=== RAW DATA ===
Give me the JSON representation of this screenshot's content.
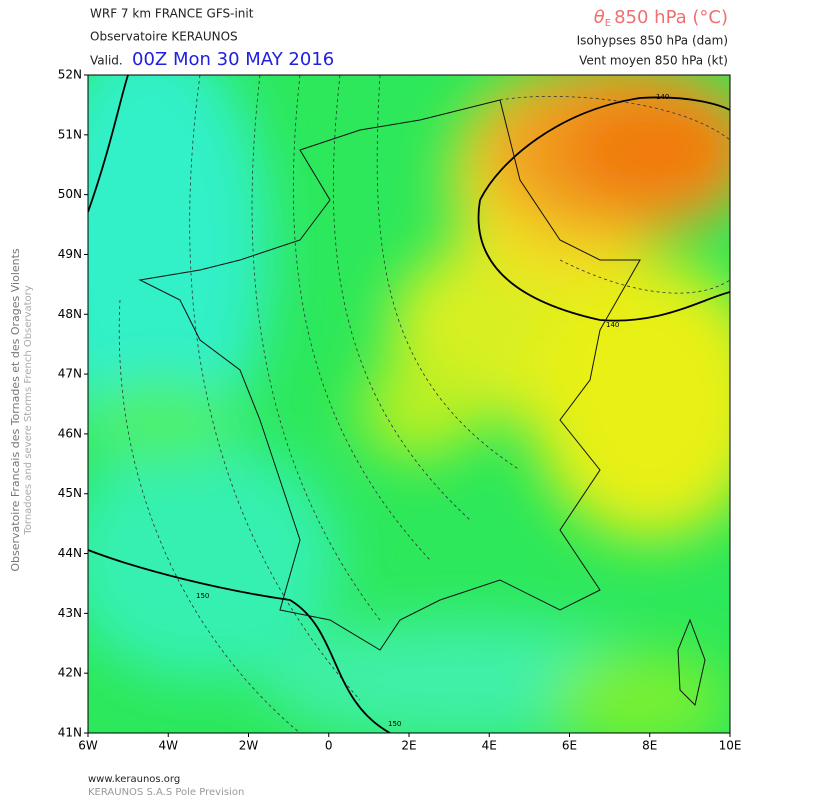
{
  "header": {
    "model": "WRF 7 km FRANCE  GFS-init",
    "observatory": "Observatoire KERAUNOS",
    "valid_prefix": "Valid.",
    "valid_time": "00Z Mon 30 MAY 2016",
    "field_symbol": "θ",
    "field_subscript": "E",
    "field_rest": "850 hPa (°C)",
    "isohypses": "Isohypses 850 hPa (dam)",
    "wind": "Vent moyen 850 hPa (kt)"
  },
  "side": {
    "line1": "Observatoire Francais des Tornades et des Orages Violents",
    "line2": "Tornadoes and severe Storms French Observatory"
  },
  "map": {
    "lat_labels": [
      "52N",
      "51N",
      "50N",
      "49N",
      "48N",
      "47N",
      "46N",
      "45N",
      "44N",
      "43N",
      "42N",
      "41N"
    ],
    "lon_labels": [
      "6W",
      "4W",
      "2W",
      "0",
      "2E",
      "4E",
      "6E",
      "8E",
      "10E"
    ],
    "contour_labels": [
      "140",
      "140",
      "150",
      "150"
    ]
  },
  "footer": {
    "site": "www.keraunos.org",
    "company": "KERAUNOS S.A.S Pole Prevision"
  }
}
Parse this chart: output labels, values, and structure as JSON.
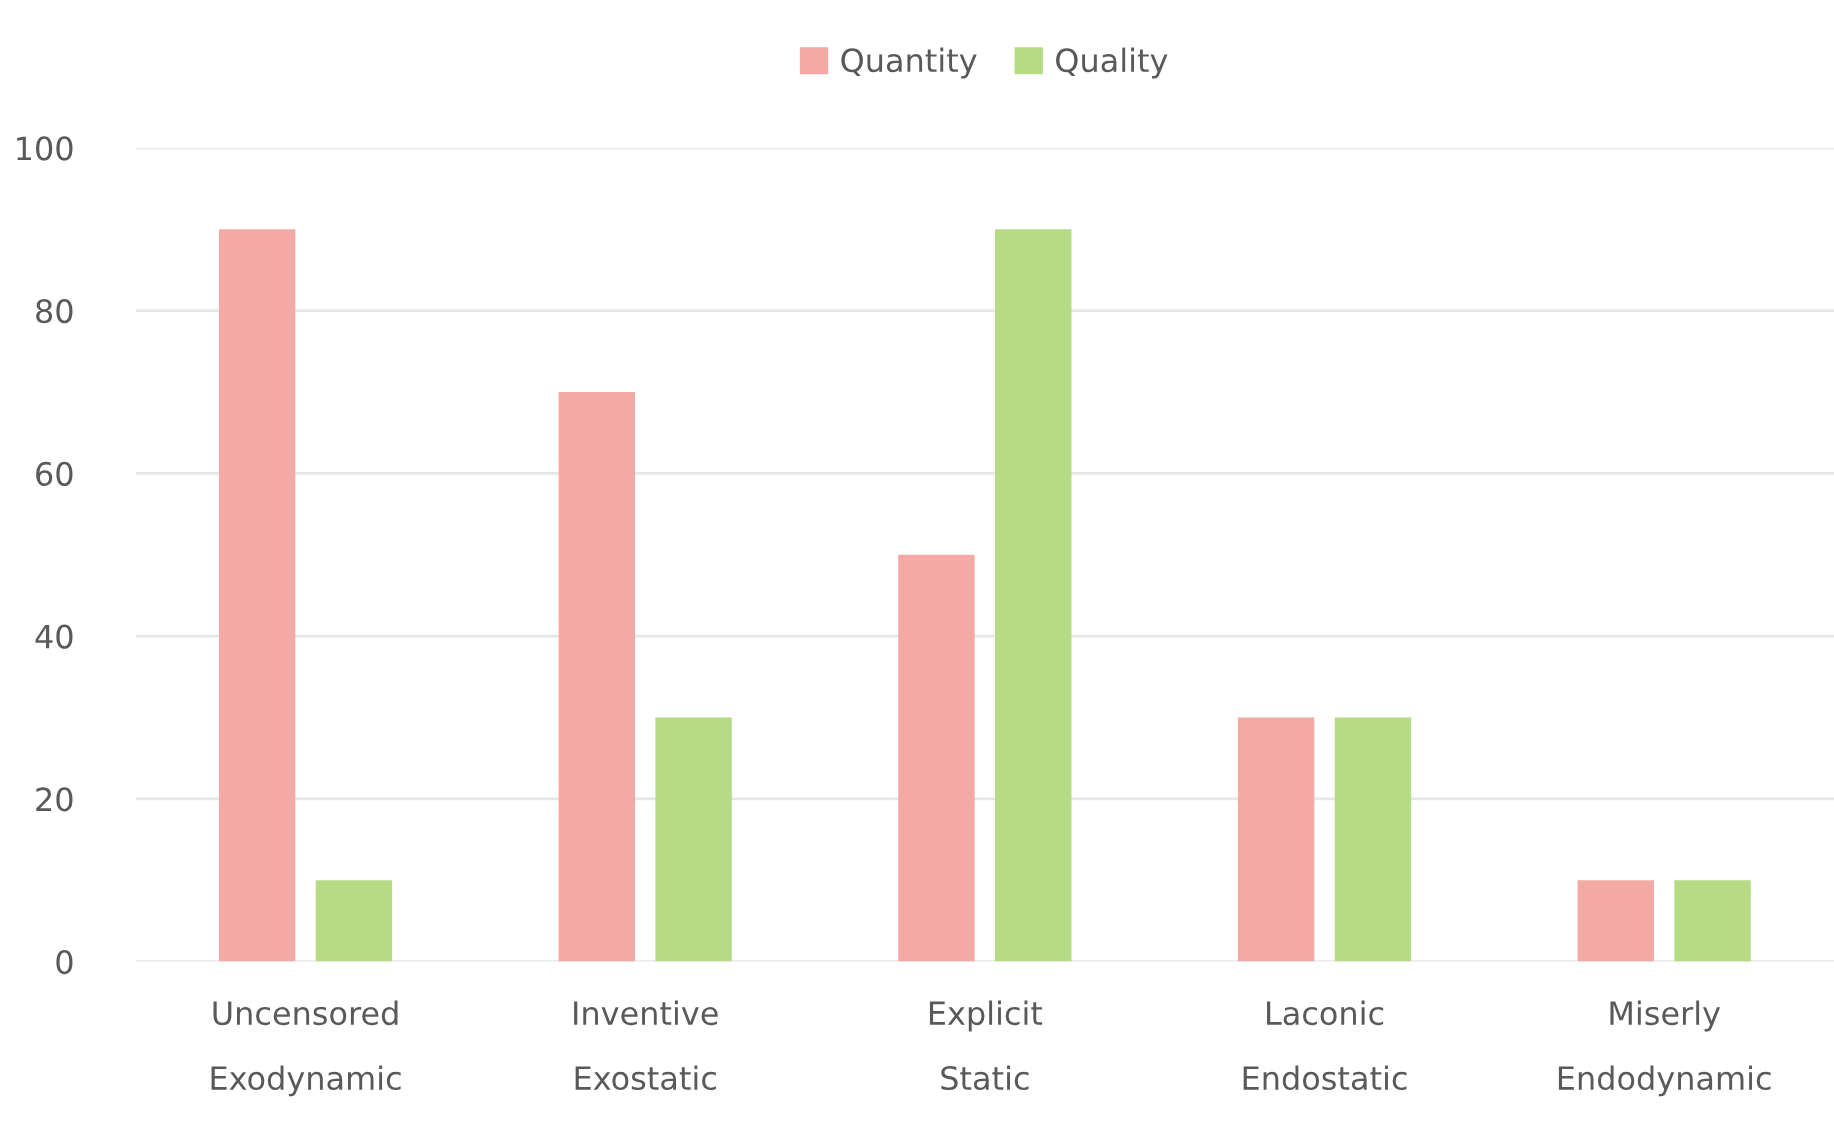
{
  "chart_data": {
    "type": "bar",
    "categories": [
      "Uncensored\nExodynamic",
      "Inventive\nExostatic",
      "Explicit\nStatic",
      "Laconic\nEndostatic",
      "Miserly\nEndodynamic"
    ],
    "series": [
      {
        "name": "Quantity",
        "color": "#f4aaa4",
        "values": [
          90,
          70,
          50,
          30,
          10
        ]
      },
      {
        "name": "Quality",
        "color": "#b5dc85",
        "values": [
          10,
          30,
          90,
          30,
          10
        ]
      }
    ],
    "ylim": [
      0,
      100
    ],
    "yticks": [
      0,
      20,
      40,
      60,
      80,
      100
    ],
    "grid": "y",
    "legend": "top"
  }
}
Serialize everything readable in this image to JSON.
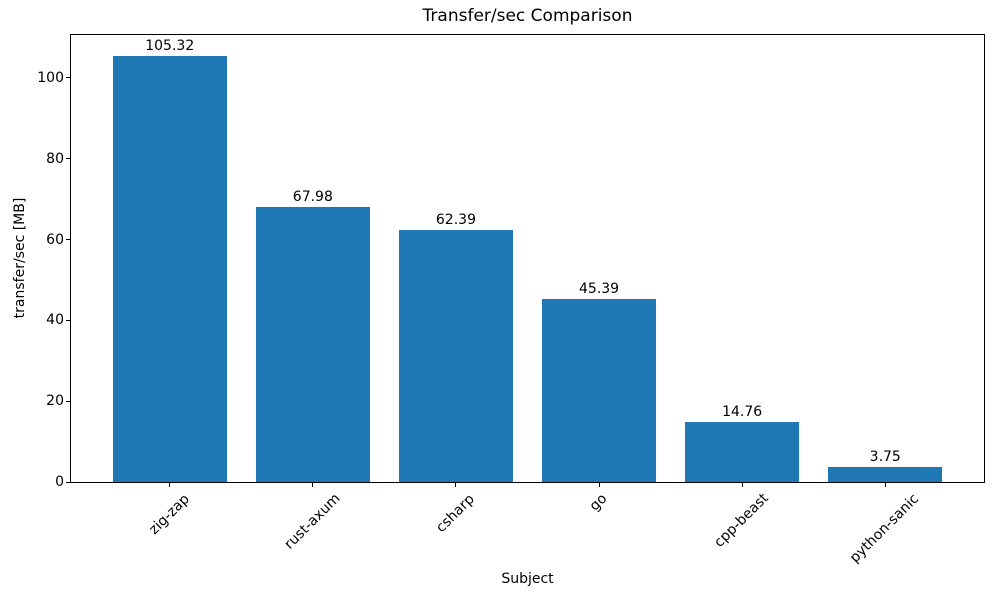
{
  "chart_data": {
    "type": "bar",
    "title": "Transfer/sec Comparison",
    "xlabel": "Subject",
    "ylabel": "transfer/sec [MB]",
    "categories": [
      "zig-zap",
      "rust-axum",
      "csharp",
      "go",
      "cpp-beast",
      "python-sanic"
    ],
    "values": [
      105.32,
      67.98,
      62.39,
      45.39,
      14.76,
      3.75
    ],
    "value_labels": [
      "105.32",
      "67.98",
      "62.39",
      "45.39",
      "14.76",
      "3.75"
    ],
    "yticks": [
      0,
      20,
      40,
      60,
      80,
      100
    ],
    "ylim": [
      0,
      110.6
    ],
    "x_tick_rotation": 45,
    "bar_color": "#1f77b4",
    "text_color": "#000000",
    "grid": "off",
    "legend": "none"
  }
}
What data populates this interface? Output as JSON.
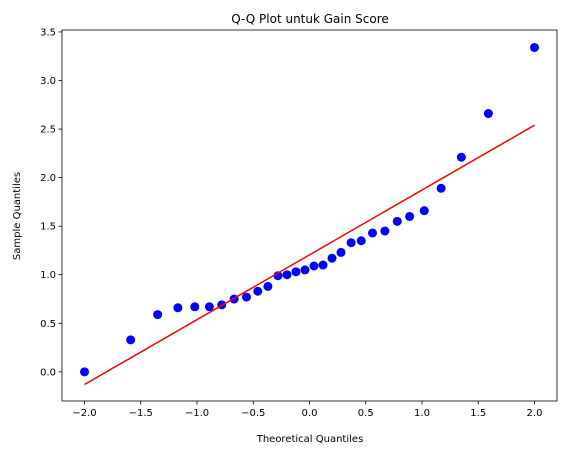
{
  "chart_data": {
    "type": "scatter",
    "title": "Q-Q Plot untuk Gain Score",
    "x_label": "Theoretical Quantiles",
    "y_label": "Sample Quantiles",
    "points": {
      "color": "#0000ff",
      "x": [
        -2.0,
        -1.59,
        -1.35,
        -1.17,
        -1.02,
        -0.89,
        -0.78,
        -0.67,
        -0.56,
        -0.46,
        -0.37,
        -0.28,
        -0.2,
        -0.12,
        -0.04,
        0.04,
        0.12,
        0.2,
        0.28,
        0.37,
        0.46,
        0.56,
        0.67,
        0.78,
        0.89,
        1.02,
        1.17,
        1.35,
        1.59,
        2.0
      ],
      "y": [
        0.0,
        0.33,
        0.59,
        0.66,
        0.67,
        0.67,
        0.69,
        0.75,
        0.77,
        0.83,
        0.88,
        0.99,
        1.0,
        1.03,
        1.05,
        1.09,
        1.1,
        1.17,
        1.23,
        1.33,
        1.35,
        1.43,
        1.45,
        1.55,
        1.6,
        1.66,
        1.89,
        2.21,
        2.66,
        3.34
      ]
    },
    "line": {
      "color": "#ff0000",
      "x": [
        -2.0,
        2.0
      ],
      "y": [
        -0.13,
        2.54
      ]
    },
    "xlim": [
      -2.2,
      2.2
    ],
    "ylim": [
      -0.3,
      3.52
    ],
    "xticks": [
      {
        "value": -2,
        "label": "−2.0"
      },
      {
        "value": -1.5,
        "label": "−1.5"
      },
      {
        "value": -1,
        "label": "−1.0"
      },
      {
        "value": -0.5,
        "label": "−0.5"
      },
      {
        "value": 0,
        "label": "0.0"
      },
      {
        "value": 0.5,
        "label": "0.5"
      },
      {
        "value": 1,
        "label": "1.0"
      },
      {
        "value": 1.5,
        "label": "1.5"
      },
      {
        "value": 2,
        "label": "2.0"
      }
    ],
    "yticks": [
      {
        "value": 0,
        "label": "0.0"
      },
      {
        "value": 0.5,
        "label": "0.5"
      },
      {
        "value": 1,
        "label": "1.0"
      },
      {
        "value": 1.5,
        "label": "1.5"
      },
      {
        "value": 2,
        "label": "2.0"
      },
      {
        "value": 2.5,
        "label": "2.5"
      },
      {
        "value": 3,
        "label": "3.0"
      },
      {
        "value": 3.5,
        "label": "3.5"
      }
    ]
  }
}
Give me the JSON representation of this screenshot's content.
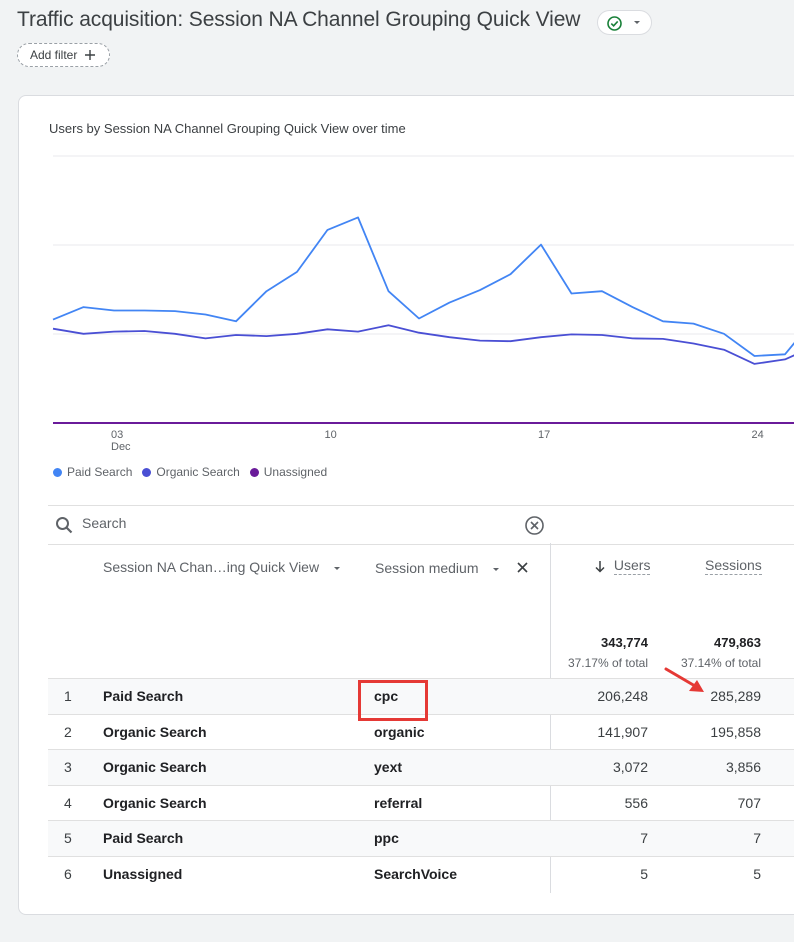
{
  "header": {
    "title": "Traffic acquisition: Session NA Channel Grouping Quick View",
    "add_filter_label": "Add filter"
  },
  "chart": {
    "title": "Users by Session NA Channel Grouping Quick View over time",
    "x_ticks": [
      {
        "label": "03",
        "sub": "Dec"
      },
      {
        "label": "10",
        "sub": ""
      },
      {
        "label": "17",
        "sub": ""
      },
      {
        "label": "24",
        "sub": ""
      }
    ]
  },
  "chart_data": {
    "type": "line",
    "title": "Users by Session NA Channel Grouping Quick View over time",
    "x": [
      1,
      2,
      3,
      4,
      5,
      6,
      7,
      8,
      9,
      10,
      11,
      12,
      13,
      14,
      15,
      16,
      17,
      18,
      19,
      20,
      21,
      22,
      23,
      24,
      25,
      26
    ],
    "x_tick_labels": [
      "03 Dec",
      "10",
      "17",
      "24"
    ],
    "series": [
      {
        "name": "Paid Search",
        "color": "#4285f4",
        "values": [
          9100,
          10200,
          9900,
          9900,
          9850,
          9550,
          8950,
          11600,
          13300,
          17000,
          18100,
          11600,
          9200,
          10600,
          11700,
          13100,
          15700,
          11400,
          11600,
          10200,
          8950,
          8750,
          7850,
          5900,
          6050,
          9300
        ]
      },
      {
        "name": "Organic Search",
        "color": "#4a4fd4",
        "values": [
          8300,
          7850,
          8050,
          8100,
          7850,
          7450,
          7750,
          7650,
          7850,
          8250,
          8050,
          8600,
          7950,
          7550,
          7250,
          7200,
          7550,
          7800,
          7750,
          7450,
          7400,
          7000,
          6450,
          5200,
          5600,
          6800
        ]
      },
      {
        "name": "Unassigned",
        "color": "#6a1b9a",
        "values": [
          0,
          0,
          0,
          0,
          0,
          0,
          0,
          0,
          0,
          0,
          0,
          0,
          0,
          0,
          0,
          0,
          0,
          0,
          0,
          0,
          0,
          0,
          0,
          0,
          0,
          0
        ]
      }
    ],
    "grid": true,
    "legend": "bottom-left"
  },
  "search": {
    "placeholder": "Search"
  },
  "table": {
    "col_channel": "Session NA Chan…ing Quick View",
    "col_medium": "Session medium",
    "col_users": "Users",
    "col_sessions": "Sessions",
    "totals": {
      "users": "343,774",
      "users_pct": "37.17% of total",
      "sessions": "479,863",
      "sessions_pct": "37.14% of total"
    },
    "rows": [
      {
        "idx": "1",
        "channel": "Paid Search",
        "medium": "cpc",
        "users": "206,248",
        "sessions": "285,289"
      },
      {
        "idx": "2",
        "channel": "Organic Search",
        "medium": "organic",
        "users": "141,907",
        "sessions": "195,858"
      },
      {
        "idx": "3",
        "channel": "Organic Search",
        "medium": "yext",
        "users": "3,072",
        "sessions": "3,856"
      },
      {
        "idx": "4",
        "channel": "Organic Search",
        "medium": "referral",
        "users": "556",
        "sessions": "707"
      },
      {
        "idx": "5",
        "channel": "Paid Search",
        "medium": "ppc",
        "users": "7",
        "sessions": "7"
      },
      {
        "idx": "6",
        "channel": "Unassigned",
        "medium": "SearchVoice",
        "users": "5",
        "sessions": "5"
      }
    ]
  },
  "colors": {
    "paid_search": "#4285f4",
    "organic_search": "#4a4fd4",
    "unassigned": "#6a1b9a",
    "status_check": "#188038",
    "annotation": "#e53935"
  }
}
===
* EXERCISE INSTRUCTIONS
Find each line in the records holding the string "View" and show it.

* COMPLETE RESPONSE
    "title": "Traffic acquisition: Session NA Channel Grouping Quick View",
    "title": "Users by Session NA Channel Grouping Quick View over time",
    "title": "Users by Session NA Channel Grouping Quick View over time",
    "col_channel": "Session NA Chan…ing Quick View",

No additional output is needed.